— begin —
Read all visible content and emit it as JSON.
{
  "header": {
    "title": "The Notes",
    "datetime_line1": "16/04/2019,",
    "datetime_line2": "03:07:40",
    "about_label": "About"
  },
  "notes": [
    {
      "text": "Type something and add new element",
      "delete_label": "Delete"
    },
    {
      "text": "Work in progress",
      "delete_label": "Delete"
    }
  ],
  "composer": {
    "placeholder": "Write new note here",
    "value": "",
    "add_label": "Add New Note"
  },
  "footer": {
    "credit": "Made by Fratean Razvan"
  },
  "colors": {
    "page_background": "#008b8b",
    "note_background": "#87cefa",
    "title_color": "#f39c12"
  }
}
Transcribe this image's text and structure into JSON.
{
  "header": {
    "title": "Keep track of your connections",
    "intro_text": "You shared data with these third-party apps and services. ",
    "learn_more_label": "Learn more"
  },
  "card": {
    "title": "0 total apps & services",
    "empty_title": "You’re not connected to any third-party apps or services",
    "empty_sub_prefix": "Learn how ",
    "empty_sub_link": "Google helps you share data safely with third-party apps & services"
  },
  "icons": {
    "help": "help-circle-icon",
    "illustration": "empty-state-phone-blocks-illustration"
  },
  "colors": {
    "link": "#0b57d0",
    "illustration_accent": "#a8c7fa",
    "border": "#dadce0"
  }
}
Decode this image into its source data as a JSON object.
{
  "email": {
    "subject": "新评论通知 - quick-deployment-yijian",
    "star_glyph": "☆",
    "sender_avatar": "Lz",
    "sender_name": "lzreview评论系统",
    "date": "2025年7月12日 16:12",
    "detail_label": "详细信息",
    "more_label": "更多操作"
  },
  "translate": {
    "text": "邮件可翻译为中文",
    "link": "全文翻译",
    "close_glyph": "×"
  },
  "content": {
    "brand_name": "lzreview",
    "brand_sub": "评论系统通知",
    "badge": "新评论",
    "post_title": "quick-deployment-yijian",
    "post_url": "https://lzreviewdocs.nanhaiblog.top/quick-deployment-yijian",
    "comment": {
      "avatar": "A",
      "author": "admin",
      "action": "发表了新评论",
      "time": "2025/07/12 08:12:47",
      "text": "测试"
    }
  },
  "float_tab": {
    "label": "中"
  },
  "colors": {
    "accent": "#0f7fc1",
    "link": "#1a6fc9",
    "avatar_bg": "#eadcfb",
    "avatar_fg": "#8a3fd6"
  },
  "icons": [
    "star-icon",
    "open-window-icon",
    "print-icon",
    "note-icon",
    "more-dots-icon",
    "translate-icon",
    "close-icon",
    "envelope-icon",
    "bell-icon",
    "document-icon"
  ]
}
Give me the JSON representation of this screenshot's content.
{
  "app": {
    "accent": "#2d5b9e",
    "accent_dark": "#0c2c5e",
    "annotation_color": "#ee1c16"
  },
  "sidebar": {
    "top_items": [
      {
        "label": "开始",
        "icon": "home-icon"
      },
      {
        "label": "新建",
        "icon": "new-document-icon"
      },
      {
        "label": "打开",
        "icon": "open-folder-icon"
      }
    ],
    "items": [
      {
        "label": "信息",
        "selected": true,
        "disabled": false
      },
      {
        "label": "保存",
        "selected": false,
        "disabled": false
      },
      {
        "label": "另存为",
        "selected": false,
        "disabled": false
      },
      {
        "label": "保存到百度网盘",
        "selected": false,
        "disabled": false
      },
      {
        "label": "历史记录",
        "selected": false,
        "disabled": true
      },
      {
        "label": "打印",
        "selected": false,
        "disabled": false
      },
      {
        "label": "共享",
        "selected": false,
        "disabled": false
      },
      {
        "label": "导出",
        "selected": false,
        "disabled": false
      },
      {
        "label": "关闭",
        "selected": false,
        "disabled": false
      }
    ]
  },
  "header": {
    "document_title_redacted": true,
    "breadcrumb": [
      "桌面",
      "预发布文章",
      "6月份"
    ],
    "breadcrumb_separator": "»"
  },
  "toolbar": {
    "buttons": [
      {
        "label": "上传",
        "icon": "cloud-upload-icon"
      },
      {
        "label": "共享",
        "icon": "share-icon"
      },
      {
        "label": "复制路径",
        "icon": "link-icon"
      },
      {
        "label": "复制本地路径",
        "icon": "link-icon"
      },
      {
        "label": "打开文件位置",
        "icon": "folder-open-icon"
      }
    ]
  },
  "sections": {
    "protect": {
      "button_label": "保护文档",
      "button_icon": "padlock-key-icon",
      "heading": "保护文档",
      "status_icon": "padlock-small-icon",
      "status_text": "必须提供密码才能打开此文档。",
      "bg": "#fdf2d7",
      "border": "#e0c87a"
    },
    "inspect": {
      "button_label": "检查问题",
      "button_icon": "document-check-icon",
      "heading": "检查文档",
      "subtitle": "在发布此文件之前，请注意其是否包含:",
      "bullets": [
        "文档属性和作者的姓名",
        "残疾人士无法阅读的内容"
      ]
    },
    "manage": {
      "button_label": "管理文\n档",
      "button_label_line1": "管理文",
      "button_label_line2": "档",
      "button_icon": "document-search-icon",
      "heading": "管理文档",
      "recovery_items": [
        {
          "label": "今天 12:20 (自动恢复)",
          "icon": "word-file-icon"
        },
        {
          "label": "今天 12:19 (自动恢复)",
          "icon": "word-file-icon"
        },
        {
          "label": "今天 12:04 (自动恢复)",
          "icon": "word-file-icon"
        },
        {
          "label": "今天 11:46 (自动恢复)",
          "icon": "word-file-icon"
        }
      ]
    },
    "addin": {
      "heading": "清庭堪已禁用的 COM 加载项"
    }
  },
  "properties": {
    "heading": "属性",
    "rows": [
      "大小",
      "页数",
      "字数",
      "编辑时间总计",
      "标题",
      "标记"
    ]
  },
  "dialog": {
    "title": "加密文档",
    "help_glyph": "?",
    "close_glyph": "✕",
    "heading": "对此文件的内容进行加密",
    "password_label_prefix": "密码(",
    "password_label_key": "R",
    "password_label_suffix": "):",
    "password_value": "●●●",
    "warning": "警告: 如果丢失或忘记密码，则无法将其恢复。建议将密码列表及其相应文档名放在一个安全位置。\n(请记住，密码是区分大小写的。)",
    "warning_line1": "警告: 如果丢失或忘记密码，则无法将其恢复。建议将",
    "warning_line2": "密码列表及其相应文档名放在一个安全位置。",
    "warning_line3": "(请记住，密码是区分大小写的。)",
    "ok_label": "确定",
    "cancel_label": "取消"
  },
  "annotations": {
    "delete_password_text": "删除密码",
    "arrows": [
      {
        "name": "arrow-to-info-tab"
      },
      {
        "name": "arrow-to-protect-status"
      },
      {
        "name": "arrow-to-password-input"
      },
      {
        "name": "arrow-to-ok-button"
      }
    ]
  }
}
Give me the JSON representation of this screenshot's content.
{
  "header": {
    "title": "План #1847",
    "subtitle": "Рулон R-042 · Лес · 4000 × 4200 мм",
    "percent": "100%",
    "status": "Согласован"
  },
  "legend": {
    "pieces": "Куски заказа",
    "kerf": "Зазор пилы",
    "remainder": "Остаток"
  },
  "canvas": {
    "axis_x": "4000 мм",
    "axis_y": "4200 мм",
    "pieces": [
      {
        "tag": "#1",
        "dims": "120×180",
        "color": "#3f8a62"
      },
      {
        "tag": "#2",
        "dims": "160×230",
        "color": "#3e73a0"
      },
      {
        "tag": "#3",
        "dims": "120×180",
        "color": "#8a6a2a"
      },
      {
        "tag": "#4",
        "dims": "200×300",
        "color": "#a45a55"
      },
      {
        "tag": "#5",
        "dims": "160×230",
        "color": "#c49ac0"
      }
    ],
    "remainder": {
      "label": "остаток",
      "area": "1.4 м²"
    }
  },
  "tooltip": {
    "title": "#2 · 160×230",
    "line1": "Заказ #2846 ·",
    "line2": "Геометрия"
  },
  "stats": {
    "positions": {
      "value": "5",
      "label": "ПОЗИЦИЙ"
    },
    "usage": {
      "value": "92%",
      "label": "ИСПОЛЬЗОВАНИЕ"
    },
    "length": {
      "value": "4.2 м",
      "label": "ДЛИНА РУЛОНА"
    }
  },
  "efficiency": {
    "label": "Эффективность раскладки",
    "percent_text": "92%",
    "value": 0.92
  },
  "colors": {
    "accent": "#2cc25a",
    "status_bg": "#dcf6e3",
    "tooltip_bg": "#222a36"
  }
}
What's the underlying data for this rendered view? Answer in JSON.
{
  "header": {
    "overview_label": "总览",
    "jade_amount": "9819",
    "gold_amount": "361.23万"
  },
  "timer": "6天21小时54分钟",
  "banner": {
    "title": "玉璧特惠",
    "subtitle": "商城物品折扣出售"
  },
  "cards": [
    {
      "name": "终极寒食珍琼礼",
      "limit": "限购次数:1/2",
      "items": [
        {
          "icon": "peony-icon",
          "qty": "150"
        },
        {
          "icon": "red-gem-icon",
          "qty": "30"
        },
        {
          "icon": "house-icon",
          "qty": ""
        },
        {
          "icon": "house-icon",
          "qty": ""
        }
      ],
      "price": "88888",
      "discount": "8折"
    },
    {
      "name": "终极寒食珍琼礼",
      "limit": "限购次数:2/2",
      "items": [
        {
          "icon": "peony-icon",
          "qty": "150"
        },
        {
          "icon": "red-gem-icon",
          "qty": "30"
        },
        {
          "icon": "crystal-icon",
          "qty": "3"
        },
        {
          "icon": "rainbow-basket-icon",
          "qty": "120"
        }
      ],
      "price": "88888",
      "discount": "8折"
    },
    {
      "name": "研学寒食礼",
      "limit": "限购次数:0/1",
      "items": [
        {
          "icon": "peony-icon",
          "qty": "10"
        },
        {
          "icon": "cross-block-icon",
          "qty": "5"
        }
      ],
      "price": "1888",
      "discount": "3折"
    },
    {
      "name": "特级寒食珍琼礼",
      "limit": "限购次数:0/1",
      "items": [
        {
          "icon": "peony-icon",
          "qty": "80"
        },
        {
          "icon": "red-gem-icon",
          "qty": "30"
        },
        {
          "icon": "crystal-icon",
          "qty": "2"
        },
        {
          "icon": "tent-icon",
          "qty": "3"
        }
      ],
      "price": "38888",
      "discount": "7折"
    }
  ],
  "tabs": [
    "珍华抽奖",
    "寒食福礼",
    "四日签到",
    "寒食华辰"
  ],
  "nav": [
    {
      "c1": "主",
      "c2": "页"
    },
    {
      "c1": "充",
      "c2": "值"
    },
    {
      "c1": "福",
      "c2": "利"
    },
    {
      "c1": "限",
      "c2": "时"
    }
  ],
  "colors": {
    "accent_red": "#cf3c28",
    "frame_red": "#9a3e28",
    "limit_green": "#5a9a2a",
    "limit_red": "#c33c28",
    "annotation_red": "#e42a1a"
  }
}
— end —
:: The task ::
Scan the listing above and copy all lines containing the word "data".

:: Result ::
    "intro_text": "You shared data with these third-party apps and services. ",
    "empty_sub_link": "Google helps you share data safely with third-party apps & services"
Decode this image into its source data as a JSON object.
What's the underlying data for this rendered view? Answer in JSON.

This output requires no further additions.